Work to do: Reproduce each of the rows below verbatim, line for line.

==================================================

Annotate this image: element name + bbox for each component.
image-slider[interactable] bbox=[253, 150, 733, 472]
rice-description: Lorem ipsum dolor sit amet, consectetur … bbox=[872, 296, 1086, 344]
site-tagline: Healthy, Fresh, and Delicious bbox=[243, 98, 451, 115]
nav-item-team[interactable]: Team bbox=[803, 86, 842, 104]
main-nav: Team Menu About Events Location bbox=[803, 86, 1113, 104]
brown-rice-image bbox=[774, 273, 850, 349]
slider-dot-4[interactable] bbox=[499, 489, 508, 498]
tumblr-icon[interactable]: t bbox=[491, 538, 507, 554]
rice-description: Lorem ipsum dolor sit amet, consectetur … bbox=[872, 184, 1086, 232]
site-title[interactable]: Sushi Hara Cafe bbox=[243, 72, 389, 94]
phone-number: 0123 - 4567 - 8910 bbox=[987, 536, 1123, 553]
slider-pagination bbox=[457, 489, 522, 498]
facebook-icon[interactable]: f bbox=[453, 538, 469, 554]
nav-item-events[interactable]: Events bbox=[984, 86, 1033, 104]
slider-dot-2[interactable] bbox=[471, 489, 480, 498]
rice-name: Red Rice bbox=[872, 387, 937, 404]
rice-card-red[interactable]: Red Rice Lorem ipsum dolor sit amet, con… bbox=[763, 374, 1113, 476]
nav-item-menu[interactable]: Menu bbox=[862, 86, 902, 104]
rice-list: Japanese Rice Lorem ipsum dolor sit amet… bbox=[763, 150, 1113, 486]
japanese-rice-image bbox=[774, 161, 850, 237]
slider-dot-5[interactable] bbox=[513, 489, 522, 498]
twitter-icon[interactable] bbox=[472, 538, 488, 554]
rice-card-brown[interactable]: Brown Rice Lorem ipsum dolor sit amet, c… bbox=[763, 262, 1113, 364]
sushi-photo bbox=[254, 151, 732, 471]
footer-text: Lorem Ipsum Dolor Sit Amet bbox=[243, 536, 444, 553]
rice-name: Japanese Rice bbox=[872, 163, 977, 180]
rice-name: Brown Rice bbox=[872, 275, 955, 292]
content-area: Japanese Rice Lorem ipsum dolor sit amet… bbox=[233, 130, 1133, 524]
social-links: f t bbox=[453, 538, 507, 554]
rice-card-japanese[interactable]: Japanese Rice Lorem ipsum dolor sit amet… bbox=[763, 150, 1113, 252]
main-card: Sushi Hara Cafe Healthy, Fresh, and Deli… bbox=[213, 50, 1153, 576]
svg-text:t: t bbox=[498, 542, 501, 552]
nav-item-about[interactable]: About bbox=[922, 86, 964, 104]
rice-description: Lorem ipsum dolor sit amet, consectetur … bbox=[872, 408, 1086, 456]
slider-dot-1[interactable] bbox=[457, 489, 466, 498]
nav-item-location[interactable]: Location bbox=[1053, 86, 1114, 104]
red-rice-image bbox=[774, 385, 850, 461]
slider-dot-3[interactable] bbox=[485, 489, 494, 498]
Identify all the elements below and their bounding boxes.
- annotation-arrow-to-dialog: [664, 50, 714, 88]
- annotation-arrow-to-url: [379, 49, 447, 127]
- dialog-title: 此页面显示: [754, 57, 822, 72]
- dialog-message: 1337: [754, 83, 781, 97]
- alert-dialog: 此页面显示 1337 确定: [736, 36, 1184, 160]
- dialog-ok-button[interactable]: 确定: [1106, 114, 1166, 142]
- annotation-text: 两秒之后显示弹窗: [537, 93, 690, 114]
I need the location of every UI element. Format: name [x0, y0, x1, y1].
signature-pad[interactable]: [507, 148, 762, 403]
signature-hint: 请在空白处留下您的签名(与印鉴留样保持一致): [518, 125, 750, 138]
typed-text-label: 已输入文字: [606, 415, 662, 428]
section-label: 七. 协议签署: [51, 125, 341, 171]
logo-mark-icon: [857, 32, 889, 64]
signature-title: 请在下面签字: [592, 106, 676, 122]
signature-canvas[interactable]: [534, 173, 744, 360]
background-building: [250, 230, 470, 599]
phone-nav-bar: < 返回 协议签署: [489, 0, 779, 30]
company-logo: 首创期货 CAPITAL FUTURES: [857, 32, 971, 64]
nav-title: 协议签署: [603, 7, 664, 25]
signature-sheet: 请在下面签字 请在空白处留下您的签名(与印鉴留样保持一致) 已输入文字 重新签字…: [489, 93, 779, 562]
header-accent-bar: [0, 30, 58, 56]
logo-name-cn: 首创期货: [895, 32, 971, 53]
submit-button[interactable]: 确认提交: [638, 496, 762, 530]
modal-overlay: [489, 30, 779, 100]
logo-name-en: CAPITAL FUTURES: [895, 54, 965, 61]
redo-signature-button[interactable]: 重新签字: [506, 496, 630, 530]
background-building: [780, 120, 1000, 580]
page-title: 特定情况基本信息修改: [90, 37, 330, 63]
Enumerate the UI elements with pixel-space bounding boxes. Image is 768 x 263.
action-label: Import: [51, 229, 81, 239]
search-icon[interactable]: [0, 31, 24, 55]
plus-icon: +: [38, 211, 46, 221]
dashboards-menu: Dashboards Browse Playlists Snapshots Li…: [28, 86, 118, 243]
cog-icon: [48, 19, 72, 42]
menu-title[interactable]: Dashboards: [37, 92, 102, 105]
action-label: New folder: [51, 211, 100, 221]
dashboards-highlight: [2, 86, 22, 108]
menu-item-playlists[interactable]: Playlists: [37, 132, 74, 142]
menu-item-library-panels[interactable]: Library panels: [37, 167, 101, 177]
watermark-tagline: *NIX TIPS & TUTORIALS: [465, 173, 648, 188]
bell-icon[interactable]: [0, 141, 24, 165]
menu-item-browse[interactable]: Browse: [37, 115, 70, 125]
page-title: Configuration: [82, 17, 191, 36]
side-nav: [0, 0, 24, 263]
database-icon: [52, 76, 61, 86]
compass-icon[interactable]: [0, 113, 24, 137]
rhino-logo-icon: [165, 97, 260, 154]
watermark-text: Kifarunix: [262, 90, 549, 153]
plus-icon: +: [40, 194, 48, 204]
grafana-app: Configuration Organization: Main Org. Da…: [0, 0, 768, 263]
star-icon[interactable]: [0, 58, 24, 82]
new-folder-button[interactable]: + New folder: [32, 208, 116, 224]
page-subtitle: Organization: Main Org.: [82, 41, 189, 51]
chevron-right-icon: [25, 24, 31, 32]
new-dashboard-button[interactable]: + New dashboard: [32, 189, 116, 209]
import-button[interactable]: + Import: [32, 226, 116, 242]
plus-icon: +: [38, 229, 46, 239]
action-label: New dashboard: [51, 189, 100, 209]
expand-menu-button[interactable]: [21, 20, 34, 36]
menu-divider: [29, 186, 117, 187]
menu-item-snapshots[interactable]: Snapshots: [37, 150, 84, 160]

==================================================

Solution to this exercise:
Annotate this image: element name + bbox for each component.
image-slider[interactable] bbox=[253, 150, 733, 472]
rice-description: Lorem ipsum dolor sit amet, consectetur … bbox=[872, 296, 1086, 344]
site-tagline: Healthy, Fresh, and Delicious bbox=[243, 98, 451, 115]
nav-item-team[interactable]: Team bbox=[803, 86, 842, 104]
main-nav: Team Menu About Events Location bbox=[803, 86, 1113, 104]
brown-rice-image bbox=[774, 273, 850, 349]
slider-dot-4[interactable] bbox=[499, 489, 508, 498]
tumblr-icon[interactable]: t bbox=[491, 538, 507, 554]
rice-description: Lorem ipsum dolor sit amet, consectetur … bbox=[872, 184, 1086, 232]
site-title[interactable]: Sushi Hara Cafe bbox=[243, 72, 389, 94]
phone-number: 0123 - 4567 - 8910 bbox=[987, 536, 1123, 553]
slider-pagination bbox=[457, 489, 522, 498]
facebook-icon[interactable]: f bbox=[453, 538, 469, 554]
nav-item-events[interactable]: Events bbox=[984, 86, 1033, 104]
slider-dot-2[interactable] bbox=[471, 489, 480, 498]
rice-name: Red Rice bbox=[872, 387, 937, 404]
rice-card-red[interactable]: Red Rice Lorem ipsum dolor sit amet, con… bbox=[763, 374, 1113, 476]
nav-item-menu[interactable]: Menu bbox=[862, 86, 902, 104]
rice-list: Japanese Rice Lorem ipsum dolor sit amet… bbox=[763, 150, 1113, 486]
japanese-rice-image bbox=[774, 161, 850, 237]
slider-dot-5[interactable] bbox=[513, 489, 522, 498]
twitter-icon[interactable] bbox=[472, 538, 488, 554]
rice-card-brown[interactable]: Brown Rice Lorem ipsum dolor sit amet, c… bbox=[763, 262, 1113, 364]
sushi-photo bbox=[254, 151, 732, 471]
footer-text: Lorem Ipsum Dolor Sit Amet bbox=[243, 536, 444, 553]
rice-name: Japanese Rice bbox=[872, 163, 977, 180]
rice-name: Brown Rice bbox=[872, 275, 955, 292]
content-area: Japanese Rice Lorem ipsum dolor sit amet… bbox=[233, 130, 1133, 524]
social-links: f t bbox=[453, 538, 507, 554]
rice-card-japanese[interactable]: Japanese Rice Lorem ipsum dolor sit amet… bbox=[763, 150, 1113, 252]
main-card: Sushi Hara Cafe Healthy, Fresh, and Deli… bbox=[213, 50, 1153, 576]
svg-text:t: t bbox=[498, 542, 501, 552]
nav-item-about[interactable]: About bbox=[922, 86, 964, 104]
rice-description: Lorem ipsum dolor sit amet, consectetur … bbox=[872, 408, 1086, 456]
slider-dot-1[interactable] bbox=[457, 489, 466, 498]
nav-item-location[interactable]: Location bbox=[1053, 86, 1114, 104]
red-rice-image bbox=[774, 385, 850, 461]
slider-dot-3[interactable] bbox=[485, 489, 494, 498]
Identify all the elements below and their bounding boxes.
- annotation-arrow-to-dialog: [664, 50, 714, 88]
- annotation-arrow-to-url: [379, 49, 447, 127]
- dialog-title: 此页面显示: [754, 57, 822, 72]
- dialog-message: 1337: [754, 83, 781, 97]
- alert-dialog: 此页面显示 1337 确定: [736, 36, 1184, 160]
- dialog-ok-button[interactable]: 确定: [1106, 114, 1166, 142]
- annotation-text: 两秒之后显示弹窗: [537, 93, 690, 114]
I need the location of every UI element. Format: name [x0, y0, x1, y1].
signature-pad[interactable]: [507, 148, 762, 403]
signature-hint: 请在空白处留下您的签名(与印鉴留样保持一致): [518, 125, 750, 138]
typed-text-label: 已输入文字: [606, 415, 662, 428]
section-label: 七. 协议签署: [51, 125, 341, 171]
logo-mark-icon: [857, 32, 889, 64]
signature-title: 请在下面签字: [592, 106, 676, 122]
signature-canvas[interactable]: [534, 173, 744, 360]
background-building: [250, 230, 470, 599]
phone-nav-bar: < 返回 协议签署: [489, 0, 779, 30]
company-logo: 首创期货 CAPITAL FUTURES: [857, 32, 971, 64]
nav-title: 协议签署: [603, 7, 664, 25]
signature-sheet: 请在下面签字 请在空白处留下您的签名(与印鉴留样保持一致) 已输入文字 重新签字…: [489, 93, 779, 562]
header-accent-bar: [0, 30, 58, 56]
logo-name-cn: 首创期货: [895, 32, 971, 53]
submit-button[interactable]: 确认提交: [638, 496, 762, 530]
modal-overlay: [489, 30, 779, 100]
logo-name-en: CAPITAL FUTURES: [895, 54, 965, 61]
redo-signature-button[interactable]: 重新签字: [506, 496, 630, 530]
background-building: [780, 120, 1000, 580]
page-title: 特定情况基本信息修改: [90, 37, 330, 63]
Enumerate the UI elements with pixel-space bounding boxes. Image is 768 x 263.
action-label: Import: [51, 229, 81, 239]
search-icon[interactable]: [0, 31, 24, 55]
plus-icon: +: [38, 211, 46, 221]
dashboards-menu: Dashboards Browse Playlists Snapshots Li…: [28, 86, 118, 243]
cog-icon: [48, 19, 72, 42]
menu-title[interactable]: Dashboards: [37, 92, 102, 105]
action-label: New folder: [51, 211, 100, 221]
dashboards-highlight: [2, 86, 22, 108]
menu-item-playlists[interactable]: Playlists: [37, 132, 74, 142]
menu-item-library-panels[interactable]: Library panels: [37, 167, 101, 177]
watermark-tagline: *NIX TIPS & TUTORIALS: [465, 173, 648, 188]
bell-icon[interactable]: [0, 141, 24, 165]
menu-item-browse[interactable]: Browse: [37, 115, 70, 125]
page-title: Configuration: [82, 17, 191, 36]
side-nav: [0, 0, 24, 263]
database-icon: [52, 76, 61, 86]
compass-icon[interactable]: [0, 113, 24, 137]
rhino-logo-icon: [165, 97, 260, 154]
watermark-text: Kifarunix: [262, 90, 549, 153]
plus-icon: +: [40, 194, 48, 204]
grafana-app: Configuration Organization: Main Org. Da…: [0, 0, 768, 263]
star-icon[interactable]: [0, 58, 24, 82]
new-folder-button[interactable]: + New folder: [32, 208, 116, 224]
page-subtitle: Organization: Main Org.: [82, 41, 189, 51]
chevron-right-icon: [25, 24, 31, 32]
new-dashboard-button[interactable]: + New dashboard: [32, 189, 116, 209]
import-button[interactable]: + Import: [32, 226, 116, 242]
plus-icon: +: [38, 229, 46, 239]
action-label: New dashboard: [51, 189, 100, 209]
expand-menu-button[interactable]: [21, 20, 34, 36]
menu-divider: [29, 186, 117, 187]
menu-item-snapshots[interactable]: Snapshots: [37, 150, 84, 160]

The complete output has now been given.